▸ **Work instructions**
Wherever a line below holds the word "screenshot", copy that line.

===

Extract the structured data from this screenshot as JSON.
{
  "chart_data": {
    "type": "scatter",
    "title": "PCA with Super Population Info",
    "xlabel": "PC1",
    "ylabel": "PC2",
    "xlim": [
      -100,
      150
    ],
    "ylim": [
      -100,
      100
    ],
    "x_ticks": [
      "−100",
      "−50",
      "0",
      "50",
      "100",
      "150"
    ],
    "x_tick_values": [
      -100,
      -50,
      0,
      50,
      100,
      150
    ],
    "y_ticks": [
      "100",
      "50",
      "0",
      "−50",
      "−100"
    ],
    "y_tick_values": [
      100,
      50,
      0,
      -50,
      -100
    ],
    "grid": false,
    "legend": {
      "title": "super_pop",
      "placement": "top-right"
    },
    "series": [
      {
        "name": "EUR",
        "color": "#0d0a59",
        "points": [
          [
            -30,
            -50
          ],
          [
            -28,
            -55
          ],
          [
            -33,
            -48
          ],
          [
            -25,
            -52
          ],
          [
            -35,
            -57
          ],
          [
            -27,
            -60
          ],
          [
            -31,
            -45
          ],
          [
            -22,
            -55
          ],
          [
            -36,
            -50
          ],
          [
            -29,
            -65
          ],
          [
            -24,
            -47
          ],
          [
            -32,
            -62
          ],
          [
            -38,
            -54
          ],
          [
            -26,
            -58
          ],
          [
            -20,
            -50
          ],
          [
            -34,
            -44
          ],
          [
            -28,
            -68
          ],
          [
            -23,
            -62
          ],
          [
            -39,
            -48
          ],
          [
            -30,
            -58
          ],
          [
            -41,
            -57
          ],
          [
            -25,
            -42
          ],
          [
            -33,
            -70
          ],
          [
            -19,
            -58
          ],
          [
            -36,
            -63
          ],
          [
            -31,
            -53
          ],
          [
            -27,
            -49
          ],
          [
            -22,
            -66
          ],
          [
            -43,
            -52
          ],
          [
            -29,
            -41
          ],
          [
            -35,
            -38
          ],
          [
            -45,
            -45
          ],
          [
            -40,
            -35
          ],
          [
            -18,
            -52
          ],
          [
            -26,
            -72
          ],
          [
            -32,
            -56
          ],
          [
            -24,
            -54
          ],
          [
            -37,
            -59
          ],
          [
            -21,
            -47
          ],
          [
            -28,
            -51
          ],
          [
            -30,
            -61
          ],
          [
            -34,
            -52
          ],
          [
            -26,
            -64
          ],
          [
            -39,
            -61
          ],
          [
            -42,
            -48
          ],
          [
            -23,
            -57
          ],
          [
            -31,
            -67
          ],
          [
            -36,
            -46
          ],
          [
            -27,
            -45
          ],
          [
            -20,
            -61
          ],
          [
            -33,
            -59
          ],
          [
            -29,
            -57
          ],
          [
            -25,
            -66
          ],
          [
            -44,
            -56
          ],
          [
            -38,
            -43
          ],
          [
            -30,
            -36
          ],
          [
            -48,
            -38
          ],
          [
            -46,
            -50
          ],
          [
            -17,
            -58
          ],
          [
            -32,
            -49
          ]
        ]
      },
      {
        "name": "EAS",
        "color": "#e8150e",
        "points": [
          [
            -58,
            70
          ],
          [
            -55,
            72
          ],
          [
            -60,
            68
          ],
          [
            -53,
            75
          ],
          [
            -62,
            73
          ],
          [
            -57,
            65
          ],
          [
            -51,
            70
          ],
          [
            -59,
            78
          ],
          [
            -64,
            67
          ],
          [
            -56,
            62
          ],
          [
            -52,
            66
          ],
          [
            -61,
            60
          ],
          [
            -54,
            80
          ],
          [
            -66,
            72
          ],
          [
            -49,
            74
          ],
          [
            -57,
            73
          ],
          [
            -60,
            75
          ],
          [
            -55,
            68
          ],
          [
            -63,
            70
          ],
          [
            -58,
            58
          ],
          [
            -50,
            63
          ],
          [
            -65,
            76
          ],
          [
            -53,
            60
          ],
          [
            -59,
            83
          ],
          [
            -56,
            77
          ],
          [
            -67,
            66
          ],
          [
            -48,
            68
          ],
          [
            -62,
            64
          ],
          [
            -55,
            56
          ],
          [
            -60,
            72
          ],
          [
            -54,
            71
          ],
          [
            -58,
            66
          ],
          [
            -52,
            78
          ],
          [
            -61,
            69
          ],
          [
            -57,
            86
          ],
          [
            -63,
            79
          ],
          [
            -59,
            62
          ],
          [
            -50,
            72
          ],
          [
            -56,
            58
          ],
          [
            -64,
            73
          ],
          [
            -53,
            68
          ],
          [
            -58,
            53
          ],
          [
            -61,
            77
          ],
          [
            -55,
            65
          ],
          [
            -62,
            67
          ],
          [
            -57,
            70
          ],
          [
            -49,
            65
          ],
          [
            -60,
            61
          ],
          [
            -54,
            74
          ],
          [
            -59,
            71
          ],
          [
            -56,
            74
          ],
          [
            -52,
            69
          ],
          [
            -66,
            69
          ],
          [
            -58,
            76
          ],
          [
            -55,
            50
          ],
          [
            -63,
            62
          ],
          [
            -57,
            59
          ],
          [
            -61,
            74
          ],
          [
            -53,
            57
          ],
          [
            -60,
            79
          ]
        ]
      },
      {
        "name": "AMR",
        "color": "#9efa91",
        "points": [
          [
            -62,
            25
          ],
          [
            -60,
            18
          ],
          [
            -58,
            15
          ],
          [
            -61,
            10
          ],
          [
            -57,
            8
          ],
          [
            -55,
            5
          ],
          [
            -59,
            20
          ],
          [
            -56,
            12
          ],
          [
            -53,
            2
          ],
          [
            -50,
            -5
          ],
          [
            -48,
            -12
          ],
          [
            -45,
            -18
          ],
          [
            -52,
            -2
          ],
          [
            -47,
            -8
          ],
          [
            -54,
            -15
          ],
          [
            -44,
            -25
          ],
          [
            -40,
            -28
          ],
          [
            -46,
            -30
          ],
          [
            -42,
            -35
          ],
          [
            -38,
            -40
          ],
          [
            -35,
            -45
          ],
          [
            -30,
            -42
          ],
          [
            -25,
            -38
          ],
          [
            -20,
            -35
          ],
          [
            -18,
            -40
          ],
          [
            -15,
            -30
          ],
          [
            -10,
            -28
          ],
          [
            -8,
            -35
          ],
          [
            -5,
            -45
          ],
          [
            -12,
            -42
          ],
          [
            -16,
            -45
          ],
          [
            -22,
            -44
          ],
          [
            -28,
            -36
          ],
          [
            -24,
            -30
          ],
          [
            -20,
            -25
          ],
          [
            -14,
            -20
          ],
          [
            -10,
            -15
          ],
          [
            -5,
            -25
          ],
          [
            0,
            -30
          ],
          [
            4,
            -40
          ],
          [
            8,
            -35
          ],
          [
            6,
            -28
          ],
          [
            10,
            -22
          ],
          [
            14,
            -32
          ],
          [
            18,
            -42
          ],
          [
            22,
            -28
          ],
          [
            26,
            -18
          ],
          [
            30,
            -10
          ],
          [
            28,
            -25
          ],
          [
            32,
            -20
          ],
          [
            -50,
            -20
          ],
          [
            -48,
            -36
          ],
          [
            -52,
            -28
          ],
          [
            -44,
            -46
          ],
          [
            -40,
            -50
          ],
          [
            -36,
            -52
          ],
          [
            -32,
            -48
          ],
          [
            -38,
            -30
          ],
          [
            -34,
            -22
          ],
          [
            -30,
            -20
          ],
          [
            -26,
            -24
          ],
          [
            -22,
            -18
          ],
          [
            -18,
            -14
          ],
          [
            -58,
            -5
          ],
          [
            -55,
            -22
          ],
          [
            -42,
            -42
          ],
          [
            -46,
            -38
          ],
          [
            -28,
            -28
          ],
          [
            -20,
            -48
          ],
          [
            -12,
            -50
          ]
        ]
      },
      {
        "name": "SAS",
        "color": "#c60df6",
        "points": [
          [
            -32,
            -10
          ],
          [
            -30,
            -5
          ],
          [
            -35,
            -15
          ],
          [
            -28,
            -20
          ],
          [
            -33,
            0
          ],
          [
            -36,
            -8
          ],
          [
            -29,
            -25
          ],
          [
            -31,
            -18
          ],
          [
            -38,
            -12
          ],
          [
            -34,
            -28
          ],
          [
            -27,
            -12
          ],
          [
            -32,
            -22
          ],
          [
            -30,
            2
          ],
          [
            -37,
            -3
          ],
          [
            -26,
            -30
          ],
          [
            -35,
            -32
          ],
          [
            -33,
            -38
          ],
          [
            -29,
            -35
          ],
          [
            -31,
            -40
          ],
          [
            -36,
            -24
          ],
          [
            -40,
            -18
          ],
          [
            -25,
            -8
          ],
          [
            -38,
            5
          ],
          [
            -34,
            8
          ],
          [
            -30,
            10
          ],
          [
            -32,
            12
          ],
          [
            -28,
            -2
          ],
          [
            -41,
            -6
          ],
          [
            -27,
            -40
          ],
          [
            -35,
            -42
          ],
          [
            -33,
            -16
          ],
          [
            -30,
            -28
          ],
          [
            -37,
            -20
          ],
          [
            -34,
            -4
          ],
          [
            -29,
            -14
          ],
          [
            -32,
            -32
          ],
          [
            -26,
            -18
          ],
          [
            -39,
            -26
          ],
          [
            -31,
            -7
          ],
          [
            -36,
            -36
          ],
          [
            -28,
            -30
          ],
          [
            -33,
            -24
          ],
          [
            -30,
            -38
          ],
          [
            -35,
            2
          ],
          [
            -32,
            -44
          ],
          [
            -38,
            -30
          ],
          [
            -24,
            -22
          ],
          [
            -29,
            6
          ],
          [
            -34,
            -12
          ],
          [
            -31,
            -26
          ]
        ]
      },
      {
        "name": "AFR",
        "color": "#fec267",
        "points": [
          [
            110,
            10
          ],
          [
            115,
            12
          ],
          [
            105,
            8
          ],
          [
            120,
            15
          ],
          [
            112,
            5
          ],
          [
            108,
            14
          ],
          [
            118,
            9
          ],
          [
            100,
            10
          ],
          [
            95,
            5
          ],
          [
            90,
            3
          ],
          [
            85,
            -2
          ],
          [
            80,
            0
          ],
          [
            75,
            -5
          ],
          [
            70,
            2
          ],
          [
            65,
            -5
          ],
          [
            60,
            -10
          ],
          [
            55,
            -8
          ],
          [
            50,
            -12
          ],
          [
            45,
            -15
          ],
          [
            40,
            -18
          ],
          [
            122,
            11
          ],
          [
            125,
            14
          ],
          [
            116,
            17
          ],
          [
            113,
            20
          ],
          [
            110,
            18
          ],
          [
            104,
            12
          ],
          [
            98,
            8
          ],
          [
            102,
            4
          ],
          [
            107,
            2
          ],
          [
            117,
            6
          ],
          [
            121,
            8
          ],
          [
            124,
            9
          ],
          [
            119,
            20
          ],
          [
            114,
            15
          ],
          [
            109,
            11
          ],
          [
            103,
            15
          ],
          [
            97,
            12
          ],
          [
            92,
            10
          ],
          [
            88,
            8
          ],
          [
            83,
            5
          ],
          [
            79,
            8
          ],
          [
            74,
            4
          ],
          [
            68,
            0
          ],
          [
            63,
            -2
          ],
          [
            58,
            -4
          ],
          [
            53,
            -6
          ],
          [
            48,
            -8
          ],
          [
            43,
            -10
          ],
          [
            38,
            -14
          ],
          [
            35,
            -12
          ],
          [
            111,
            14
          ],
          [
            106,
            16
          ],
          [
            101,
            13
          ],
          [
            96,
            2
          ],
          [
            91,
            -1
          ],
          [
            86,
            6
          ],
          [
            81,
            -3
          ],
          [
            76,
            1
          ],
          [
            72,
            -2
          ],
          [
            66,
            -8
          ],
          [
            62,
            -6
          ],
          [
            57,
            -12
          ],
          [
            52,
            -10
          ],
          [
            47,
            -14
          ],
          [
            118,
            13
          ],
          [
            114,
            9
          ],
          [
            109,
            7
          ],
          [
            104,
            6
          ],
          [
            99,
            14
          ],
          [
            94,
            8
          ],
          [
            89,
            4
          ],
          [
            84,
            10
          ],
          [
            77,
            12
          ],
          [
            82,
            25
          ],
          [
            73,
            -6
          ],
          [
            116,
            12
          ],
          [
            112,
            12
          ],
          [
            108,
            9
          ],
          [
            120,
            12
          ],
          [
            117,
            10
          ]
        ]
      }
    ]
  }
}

===

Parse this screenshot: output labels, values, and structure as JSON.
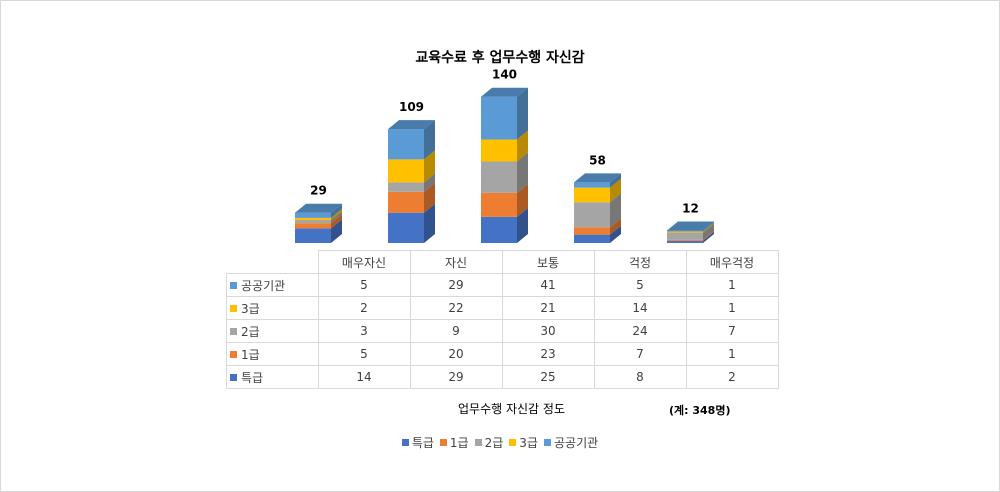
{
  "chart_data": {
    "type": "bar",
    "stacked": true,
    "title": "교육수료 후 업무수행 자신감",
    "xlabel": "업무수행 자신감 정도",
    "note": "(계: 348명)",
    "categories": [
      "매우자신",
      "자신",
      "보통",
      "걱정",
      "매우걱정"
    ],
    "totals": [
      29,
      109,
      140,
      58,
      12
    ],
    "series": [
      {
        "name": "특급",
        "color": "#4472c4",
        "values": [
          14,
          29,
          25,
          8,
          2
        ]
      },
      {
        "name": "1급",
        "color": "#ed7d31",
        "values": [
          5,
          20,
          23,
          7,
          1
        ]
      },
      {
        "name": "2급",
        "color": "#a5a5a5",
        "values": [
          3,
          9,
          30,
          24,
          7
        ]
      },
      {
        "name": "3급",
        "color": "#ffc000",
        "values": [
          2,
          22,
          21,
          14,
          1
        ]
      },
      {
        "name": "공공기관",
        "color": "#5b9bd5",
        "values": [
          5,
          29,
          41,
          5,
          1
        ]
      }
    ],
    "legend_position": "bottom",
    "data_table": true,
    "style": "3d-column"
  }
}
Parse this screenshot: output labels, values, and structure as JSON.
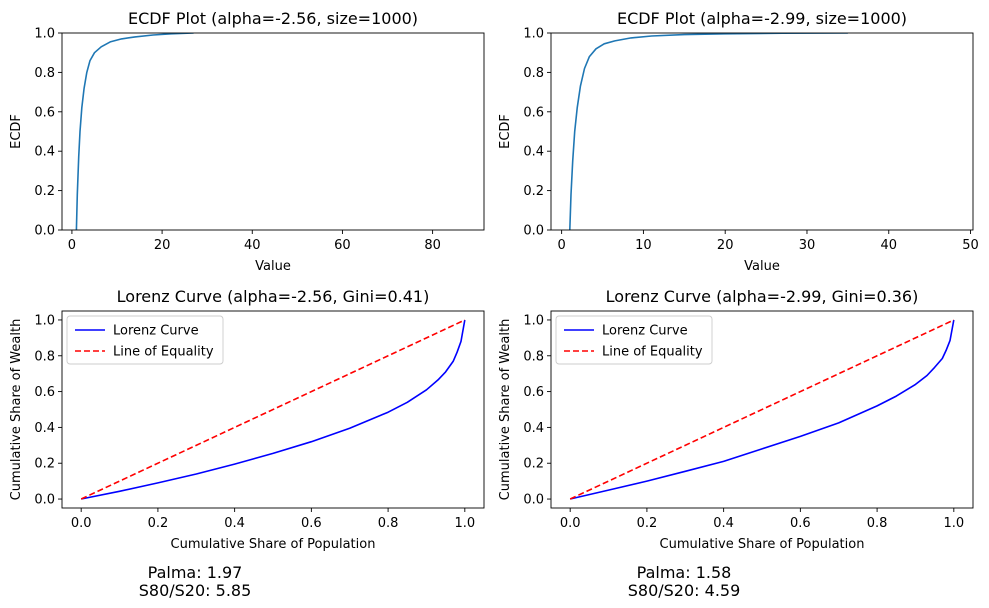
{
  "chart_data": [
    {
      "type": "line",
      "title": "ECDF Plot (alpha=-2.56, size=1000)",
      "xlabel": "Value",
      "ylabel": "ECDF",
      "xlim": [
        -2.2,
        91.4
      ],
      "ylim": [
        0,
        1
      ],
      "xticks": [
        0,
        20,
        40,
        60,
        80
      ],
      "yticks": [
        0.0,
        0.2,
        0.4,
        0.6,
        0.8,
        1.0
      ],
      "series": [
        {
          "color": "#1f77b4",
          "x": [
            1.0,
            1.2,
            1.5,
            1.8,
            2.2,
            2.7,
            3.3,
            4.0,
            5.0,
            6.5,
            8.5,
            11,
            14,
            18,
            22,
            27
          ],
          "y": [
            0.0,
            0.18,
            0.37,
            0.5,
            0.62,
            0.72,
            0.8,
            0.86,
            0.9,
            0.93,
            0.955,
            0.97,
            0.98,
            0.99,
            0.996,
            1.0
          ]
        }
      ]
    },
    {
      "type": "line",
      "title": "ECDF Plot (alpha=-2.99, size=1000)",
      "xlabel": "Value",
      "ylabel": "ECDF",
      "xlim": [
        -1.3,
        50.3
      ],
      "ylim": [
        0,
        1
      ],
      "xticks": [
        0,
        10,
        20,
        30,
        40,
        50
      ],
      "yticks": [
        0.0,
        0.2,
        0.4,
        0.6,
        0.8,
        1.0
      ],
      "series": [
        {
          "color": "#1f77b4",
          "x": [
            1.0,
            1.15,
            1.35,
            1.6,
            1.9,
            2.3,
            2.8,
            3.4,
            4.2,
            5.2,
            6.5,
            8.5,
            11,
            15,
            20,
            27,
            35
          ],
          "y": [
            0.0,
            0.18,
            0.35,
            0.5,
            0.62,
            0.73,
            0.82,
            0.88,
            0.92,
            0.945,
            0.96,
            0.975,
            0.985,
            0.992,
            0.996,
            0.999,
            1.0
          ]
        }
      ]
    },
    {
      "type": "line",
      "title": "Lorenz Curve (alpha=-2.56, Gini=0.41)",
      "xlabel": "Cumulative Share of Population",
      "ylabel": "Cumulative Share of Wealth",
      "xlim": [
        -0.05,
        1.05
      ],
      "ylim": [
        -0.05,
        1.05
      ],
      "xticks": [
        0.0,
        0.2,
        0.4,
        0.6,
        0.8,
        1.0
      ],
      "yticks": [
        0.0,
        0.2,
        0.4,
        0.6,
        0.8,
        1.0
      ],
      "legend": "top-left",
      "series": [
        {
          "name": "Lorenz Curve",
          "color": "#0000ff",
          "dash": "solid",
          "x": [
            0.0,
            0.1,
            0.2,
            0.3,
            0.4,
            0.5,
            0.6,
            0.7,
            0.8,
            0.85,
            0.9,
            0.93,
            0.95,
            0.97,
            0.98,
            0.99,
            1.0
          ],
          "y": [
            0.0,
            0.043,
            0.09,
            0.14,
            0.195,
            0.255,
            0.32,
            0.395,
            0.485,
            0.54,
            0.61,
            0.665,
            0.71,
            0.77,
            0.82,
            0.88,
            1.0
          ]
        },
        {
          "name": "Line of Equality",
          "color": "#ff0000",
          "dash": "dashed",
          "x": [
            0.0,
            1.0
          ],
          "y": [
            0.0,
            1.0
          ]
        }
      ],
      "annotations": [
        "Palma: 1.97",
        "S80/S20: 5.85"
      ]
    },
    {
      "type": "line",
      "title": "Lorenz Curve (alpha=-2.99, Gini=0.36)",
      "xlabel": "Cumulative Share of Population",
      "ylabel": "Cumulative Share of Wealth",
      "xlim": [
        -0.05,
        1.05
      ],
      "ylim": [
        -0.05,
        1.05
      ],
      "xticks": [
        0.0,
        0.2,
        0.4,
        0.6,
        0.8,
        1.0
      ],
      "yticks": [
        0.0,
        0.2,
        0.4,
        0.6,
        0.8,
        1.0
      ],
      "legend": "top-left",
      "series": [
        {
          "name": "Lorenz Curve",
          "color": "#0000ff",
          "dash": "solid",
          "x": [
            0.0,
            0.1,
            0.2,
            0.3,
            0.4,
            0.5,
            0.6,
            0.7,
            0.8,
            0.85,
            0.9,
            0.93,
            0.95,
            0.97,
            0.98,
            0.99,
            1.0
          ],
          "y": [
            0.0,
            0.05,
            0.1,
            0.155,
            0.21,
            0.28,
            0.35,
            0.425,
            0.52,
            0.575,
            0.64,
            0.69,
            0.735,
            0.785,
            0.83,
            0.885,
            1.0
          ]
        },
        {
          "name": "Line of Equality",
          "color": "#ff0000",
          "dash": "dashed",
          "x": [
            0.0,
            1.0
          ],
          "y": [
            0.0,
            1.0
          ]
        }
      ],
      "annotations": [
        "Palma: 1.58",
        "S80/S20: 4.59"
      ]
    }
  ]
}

===

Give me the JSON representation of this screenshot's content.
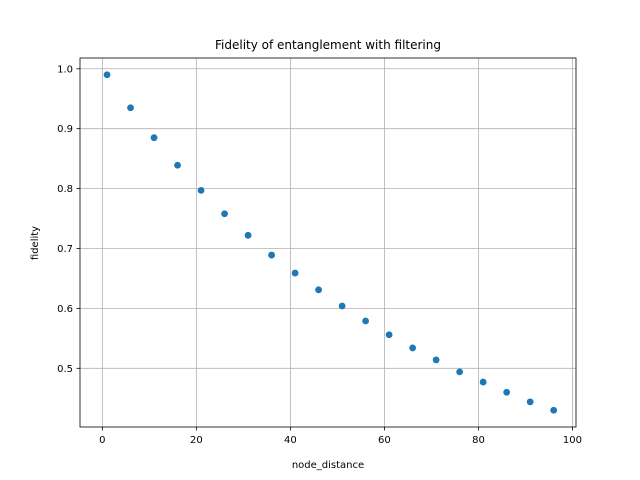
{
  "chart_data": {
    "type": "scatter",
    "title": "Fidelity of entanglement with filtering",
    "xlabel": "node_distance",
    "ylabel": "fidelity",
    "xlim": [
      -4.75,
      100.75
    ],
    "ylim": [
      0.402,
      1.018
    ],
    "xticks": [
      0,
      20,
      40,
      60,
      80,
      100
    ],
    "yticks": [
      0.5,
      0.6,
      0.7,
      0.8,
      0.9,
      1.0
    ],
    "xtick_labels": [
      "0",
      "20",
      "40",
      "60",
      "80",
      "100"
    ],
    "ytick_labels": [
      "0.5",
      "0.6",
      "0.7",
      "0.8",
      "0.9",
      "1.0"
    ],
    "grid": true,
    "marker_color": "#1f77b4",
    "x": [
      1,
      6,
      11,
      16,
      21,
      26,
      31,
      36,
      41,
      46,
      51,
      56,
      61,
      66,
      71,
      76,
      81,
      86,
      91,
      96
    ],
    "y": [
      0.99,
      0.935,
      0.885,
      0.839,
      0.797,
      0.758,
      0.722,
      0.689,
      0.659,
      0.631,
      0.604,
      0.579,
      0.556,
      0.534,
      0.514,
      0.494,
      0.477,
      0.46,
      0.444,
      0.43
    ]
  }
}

===

▸ **Complete response**
Extract the structured data from this screenshot as JSON.
Parse this screenshot: output labels, values, and structure as JSON.
Parse this screenshot: output labels, values, and structure as JSON.
Give me the JSON representation of this screenshot's content.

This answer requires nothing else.